▶ _TEXTO DADO_:

________________

# Diseño de circuitos con Multisim 11



## solosito (Feb 26, 2011)

Hola buenas, soy estudiante de telecomunicaciones y tengo que realizar un informe sobre una práctica sencilla que realicé. Hay una parte en la que me piden que diseñe un multiplexor que realice una determinada función lógica, pero sólo con puertas lógicas discretas. Me preguntaba si con Multisim 11.0 podría introducir la función y que el programa implementase el circuito. Sé que hay programas que lo hacen, pero no se si se puede con Multisim. El esquemático del circuito os lo adjunto para que le echéis un ojo(está hecho deprisa y corriendo y por eso está tan feo, lo siento ). 



Un saludo y gracias!


----------



## Fogonazo (Feb 26, 2011)

Creo que no tendrás problemas.


----------



## solosito (Feb 27, 2011)

Ya, pero ¿cómo lo hago?


----------



## Fogonazo (Feb 27, 2011)

solosito dijo:


> Ya, pero ¿cómo lo hago?

________________

▶ _TAREA DEL EJERCICIO A_:
Responde a estas preguntas sobre el hilo acerca de Multisim 11:
(i) ¿Qué estudia solosito?
(ii) Según solosito, ¿con qué tipo de puertas lógicas le piden diseñar el multiplexor?
(iii) ¿Qué contestó Fogonazo el 26 de febrero de 2011?

________________

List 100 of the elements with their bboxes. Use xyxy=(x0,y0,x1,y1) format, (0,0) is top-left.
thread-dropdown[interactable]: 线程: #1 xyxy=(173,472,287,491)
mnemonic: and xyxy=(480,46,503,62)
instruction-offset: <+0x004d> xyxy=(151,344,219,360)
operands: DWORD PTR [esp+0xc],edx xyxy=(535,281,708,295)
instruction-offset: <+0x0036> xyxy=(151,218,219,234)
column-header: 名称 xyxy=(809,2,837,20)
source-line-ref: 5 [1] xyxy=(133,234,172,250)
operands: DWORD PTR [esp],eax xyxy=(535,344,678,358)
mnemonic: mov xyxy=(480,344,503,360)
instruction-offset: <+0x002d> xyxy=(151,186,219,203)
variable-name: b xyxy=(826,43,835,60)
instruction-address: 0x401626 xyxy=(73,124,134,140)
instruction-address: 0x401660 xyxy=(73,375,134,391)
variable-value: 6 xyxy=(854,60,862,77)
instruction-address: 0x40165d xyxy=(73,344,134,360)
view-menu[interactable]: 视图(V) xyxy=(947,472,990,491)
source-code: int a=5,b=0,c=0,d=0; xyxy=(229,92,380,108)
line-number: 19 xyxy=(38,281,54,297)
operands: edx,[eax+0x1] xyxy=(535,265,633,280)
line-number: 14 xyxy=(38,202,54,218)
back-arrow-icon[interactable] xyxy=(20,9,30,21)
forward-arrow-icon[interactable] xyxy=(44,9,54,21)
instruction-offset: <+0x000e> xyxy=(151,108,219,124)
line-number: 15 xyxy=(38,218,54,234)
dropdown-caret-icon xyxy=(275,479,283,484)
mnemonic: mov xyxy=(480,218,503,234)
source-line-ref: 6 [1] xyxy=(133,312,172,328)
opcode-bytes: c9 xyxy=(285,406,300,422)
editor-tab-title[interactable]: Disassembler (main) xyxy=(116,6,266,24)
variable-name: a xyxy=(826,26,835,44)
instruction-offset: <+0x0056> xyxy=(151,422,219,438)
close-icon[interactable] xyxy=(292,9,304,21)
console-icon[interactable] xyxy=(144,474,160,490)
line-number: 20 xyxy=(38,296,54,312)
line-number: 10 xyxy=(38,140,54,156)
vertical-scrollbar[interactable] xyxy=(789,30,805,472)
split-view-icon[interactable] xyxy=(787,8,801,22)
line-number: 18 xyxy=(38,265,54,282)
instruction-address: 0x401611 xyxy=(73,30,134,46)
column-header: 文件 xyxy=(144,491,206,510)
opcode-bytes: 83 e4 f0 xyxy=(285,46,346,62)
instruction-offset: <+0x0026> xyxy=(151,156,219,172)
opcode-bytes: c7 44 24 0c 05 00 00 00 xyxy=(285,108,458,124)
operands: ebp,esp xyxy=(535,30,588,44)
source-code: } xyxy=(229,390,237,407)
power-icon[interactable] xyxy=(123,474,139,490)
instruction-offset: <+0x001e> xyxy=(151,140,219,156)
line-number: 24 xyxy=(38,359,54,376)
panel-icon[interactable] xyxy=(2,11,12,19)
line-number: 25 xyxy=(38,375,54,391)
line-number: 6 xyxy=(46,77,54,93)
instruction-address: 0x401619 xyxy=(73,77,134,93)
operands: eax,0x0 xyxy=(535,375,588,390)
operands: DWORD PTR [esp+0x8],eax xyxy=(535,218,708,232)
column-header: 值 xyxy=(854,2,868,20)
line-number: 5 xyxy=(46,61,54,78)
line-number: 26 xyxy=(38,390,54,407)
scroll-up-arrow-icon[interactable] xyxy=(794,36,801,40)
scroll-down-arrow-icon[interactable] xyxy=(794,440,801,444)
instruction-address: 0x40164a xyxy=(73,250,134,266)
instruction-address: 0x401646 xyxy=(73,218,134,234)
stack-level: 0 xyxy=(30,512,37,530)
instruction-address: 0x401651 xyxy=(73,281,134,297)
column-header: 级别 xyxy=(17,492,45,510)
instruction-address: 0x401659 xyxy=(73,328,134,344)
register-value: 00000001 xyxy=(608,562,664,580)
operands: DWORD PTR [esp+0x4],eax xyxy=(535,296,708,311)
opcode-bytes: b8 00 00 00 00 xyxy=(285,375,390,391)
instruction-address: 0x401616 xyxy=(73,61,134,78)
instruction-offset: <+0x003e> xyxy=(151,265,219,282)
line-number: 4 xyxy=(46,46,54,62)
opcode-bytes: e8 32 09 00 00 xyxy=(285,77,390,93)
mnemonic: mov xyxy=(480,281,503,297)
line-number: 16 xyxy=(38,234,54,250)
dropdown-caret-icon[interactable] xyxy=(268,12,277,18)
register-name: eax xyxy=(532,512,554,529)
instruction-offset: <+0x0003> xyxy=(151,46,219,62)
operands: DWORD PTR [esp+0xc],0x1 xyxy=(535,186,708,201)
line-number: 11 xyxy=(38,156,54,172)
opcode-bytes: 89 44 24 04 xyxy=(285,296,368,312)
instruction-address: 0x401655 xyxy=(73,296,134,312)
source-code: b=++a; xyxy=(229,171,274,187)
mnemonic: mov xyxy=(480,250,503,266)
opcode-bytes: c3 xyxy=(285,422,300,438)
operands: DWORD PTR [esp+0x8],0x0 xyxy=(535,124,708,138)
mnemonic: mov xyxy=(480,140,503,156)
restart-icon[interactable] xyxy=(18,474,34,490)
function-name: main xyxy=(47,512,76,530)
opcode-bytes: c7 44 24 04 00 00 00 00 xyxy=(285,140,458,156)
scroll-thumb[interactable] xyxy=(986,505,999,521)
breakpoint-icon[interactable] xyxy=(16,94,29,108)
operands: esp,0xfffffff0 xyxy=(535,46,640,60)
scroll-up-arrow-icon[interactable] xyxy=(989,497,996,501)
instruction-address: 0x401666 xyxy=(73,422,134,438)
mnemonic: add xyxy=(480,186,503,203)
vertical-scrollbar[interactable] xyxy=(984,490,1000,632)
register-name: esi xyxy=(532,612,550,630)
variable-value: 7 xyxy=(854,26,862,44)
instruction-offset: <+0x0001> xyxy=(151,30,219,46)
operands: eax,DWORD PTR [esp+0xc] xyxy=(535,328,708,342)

________________

▶ _TAREA DEL EJERCICIO B_: Repite sin ningún cambio las líneas de los registros que van desde el comienzo de los registros hasta la línea que contiene "back-arrow-icon[interactable] xyxy=(20,9,30,21)", ambas incluidas.

▶ _RESPUESTA COMPLETA A_:
(i) Telecomunicaciones.
(ii) Solo con puertas lógicas discretas.
(iii) "Creo que no tendrás problemas."

▶ _RESPUESTA COMPLETA B_:
List 100 of the elements with their bboxes. Use xyxy=(x0,y0,x1,y1) format, (0,0) is top-left.
thread-dropdown[interactable]: 线程: #1 xyxy=(173,472,287,491)
mnemonic: and xyxy=(480,46,503,62)
instruction-offset: <+0x004d> xyxy=(151,344,219,360)
operands: DWORD PTR [esp+0xc],edx xyxy=(535,281,708,295)
instruction-offset: <+0x0036> xyxy=(151,218,219,234)
column-header: 名称 xyxy=(809,2,837,20)
source-line-ref: 5 [1] xyxy=(133,234,172,250)
operands: DWORD PTR [esp],eax xyxy=(535,344,678,358)
mnemonic: mov xyxy=(480,344,503,360)
instruction-offset: <+0x002d> xyxy=(151,186,219,203)
variable-name: b xyxy=(826,43,835,60)
instruction-address: 0x401626 xyxy=(73,124,134,140)
instruction-address: 0x401660 xyxy=(73,375,134,391)
variable-value: 6 xyxy=(854,60,862,77)
instruction-address: 0x40165d xyxy=(73,344,134,360)
view-menu[interactable]: 视图(V) xyxy=(947,472,990,491)
source-code: int a=5,b=0,c=0,d=0; xyxy=(229,92,380,108)
line-number: 19 xyxy=(38,281,54,297)
operands: edx,[eax+0x1] xyxy=(535,265,633,280)
line-number: 14 xyxy=(38,202,54,218)
back-arrow-icon[interactable] xyxy=(20,9,30,21)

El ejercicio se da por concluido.